Copy out the lines from the one containing "next-thread-icon[interactable] <box>936 336" down to the one containing "grin-icon[interactable] <box>888 864", both included, with no changes.

[STORED RECORDS]
[start]
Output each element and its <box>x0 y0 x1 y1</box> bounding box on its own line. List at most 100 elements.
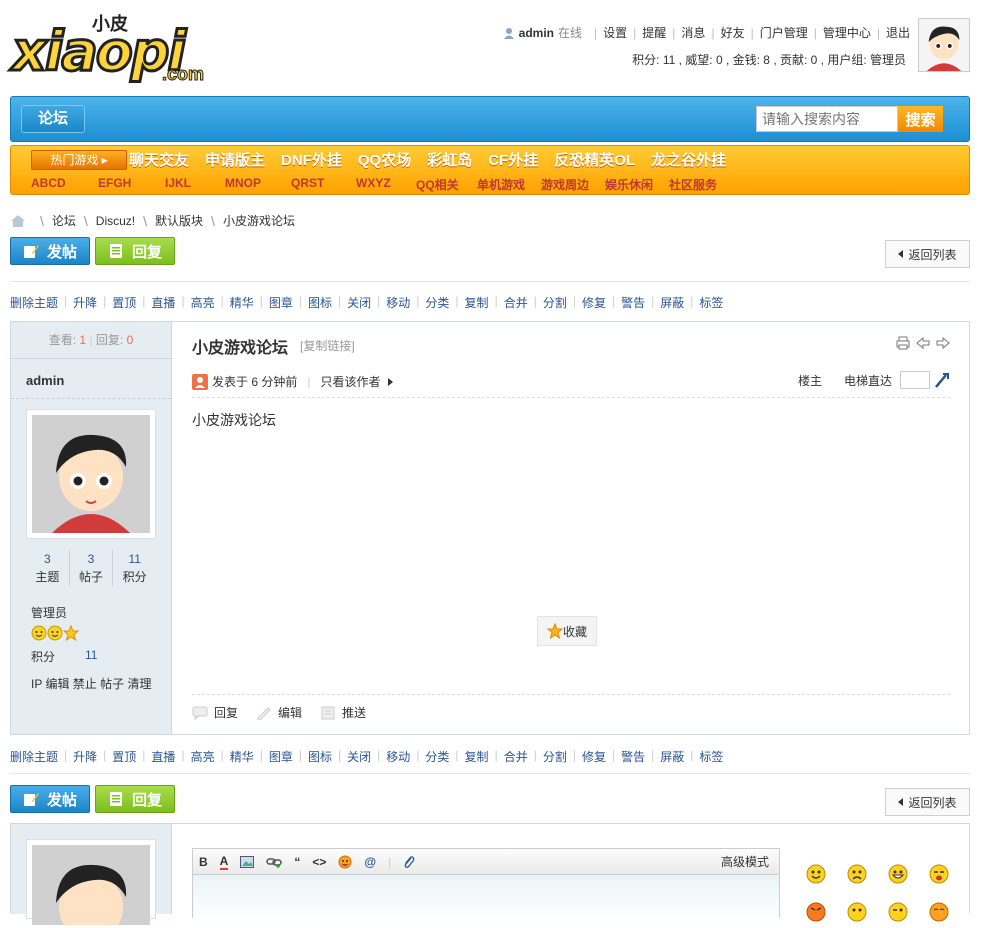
next-thread-icon[interactable] <box>936 336 950 350</box>
author-name[interactable]: admin <box>26 373 64 388</box>
reply-action[interactable]: 回复 <box>192 704 238 721</box>
mod-ban[interactable]: 屏蔽 <box>660 294 684 311</box>
hot-link-rainbow[interactable]: 彩虹岛 <box>427 149 472 170</box>
back-to-list-button[interactable]: 返回列表 <box>885 240 970 268</box>
breadcrumb-default-section[interactable]: 默认版块 <box>155 212 203 229</box>
push-action[interactable]: 推送 <box>320 704 366 721</box>
angry-icon[interactable] <box>806 902 826 922</box>
grin-icon[interactable] <box>888 864 908 884</box>
code-button[interactable]: <> <box>312 855 326 869</box>
hot-link-abcd[interactable]: ABCD <box>31 176 98 193</box>
new-post-button[interactable]: 发帖 <box>10 785 90 813</box>
mod-tag[interactable]: 标签 <box>699 294 723 311</box>
mod-sticky[interactable]: 置顶 <box>112 294 136 311</box>
mod-bump[interactable]: 升降 <box>73 294 97 311</box>
mod-category[interactable]: 分类 <box>425 748 449 765</box>
hot-link-csol[interactable]: 反恐精英OL <box>554 149 635 170</box>
hot-link-single[interactable]: 单机游戏 <box>477 176 541 193</box>
bold-button[interactable]: B <box>199 855 208 869</box>
mod-close[interactable]: 关闭 <box>347 294 371 311</box>
hot-link-chat[interactable]: 聊天交友 <box>129 149 189 170</box>
hot-link-wxyz[interactable]: WXYZ <box>356 176 416 193</box>
hot-link-qq[interactable]: QQ相关 <box>416 176 477 193</box>
wink-icon[interactable] <box>888 902 908 922</box>
font-color-button[interactable]: A <box>219 854 229 870</box>
messages-link[interactable]: 消息 <box>681 24 705 41</box>
hot-link-leisure[interactable]: 娱乐休闲 <box>605 176 669 193</box>
search-input[interactable] <box>756 106 898 132</box>
mod-copy[interactable]: 复制 <box>465 748 489 765</box>
prev-thread-icon[interactable] <box>916 336 930 350</box>
mod-digest[interactable]: 精华 <box>230 748 254 765</box>
author-avatar[interactable] <box>26 409 156 539</box>
reminders-link[interactable]: 提醒 <box>642 24 666 41</box>
favorite-button[interactable]: 收藏 <box>537 616 597 646</box>
hot-link-cf[interactable]: CF外挂 <box>488 149 538 170</box>
mod-merge[interactable]: 合并 <box>504 294 528 311</box>
edit-action[interactable]: 编辑 <box>256 704 302 721</box>
mod-category[interactable]: 分类 <box>425 294 449 311</box>
sad-icon[interactable] <box>847 864 867 884</box>
user-avatar[interactable] <box>918 18 970 72</box>
mod-copy[interactable]: 复制 <box>465 294 489 311</box>
friends-link[interactable]: 好友 <box>721 24 745 41</box>
mod-ban[interactable]: 屏蔽 <box>660 748 684 765</box>
attachment-icon[interactable] <box>403 855 415 869</box>
breadcrumb-discuz[interactable]: Discuz! <box>96 214 135 228</box>
hot-link-peripheral[interactable]: 游戏周边 <box>541 176 605 193</box>
hot-link-moderator[interactable]: 申请版主 <box>205 149 265 170</box>
mod-repair[interactable]: 修复 <box>582 748 606 765</box>
home-icon[interactable] <box>10 214 26 228</box>
advanced-mode-link[interactable]: 高级模式 <box>721 853 769 870</box>
breadcrumb-forum[interactable]: 论坛 <box>52 212 76 229</box>
username-link[interactable]: admin <box>519 26 554 40</box>
mod-digest[interactable]: 精华 <box>230 294 254 311</box>
hot-link-mnop[interactable]: MNOP <box>225 176 291 193</box>
logout-link[interactable]: 退出 <box>886 24 910 41</box>
mod-warn[interactable]: 警告 <box>621 294 645 311</box>
mod-split[interactable]: 分割 <box>543 294 567 311</box>
count-threads[interactable]: 3 主题 <box>26 550 70 586</box>
smile-icon[interactable] <box>806 864 826 884</box>
emoticon-icon[interactable] <box>338 855 352 869</box>
admin-quick-links[interactable]: IP 编辑 禁止 帖子 清理 <box>31 675 151 692</box>
laugh-icon[interactable] <box>929 902 949 922</box>
nav-forum-button[interactable]: 论坛 <box>21 105 85 133</box>
user-group[interactable]: 管理员 <box>31 604 67 621</box>
mod-move[interactable]: 移动 <box>386 748 410 765</box>
hot-link-efgh[interactable]: EFGH <box>98 176 165 193</box>
count-credits[interactable]: 11 积分 <box>113 550 156 586</box>
breadcrumb-current[interactable]: 小皮游戏论坛 <box>223 212 295 229</box>
mod-repair[interactable]: 修复 <box>582 294 606 311</box>
mod-live[interactable]: 直播 <box>151 294 175 311</box>
mod-close[interactable]: 关闭 <box>347 748 371 765</box>
portal-admin-link[interactable]: 门户管理 <box>760 24 808 41</box>
hot-link-dragon[interactable]: 龙之谷外挂 <box>651 149 726 170</box>
settings-link[interactable]: 设置 <box>603 24 627 41</box>
copy-link-button[interactable]: [复制链接] <box>300 337 355 354</box>
hot-link-qqfarm[interactable]: QQ农场 <box>358 149 411 170</box>
mod-tag[interactable]: 标签 <box>699 748 723 765</box>
mod-merge[interactable]: 合并 <box>504 748 528 765</box>
mod-move[interactable]: 移动 <box>386 294 410 311</box>
mod-highlight[interactable]: 高亮 <box>191 294 215 311</box>
floor-jump-input[interactable] <box>900 371 930 389</box>
search-button[interactable]: 搜索 <box>898 106 943 132</box>
reply-textarea[interactable] <box>193 875 779 919</box>
mod-bump[interactable]: 升降 <box>73 748 97 765</box>
mod-sticky[interactable]: 置顶 <box>112 748 136 765</box>
hot-link-qrst[interactable]: QRST <box>291 176 356 193</box>
shock-icon[interactable] <box>847 902 867 922</box>
mod-warn[interactable]: 警告 <box>621 748 645 765</box>
new-post-button[interactable]: 发帖 <box>10 237 90 265</box>
mod-delete[interactable]: 删除主题 <box>10 748 58 765</box>
mod-stamp[interactable]: 图章 <box>269 748 293 765</box>
mod-stamp[interactable]: 图章 <box>269 294 293 311</box>
mod-live[interactable]: 直播 <box>151 748 175 765</box>
reply-button[interactable]: 回复 <box>95 237 175 265</box>
mod-split[interactable]: 分割 <box>543 748 567 765</box>
count-posts[interactable]: 3 帖子 <box>70 550 114 586</box>
mention-button[interactable]: @ <box>364 855 376 869</box>
mod-highlight[interactable]: 高亮 <box>191 748 215 765</box>
only-author-link[interactable]: 只看该作者 <box>320 373 380 390</box>
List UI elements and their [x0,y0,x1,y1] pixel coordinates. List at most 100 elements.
[end]
[WRITTEN RESPONSE]
next-thread-icon[interactable] <box>936 336 950 350</box>
author-name[interactable]: admin <box>26 373 64 388</box>
reply-action[interactable]: 回复 <box>192 704 238 721</box>
mod-ban[interactable]: 屏蔽 <box>660 294 684 311</box>
hot-link-rainbow[interactable]: 彩虹岛 <box>427 149 472 170</box>
back-to-list-button[interactable]: 返回列表 <box>885 240 970 268</box>
breadcrumb-default-section[interactable]: 默认版块 <box>155 212 203 229</box>
push-action[interactable]: 推送 <box>320 704 366 721</box>
angry-icon[interactable] <box>806 902 826 922</box>
grin-icon[interactable] <box>888 864 908 884</box>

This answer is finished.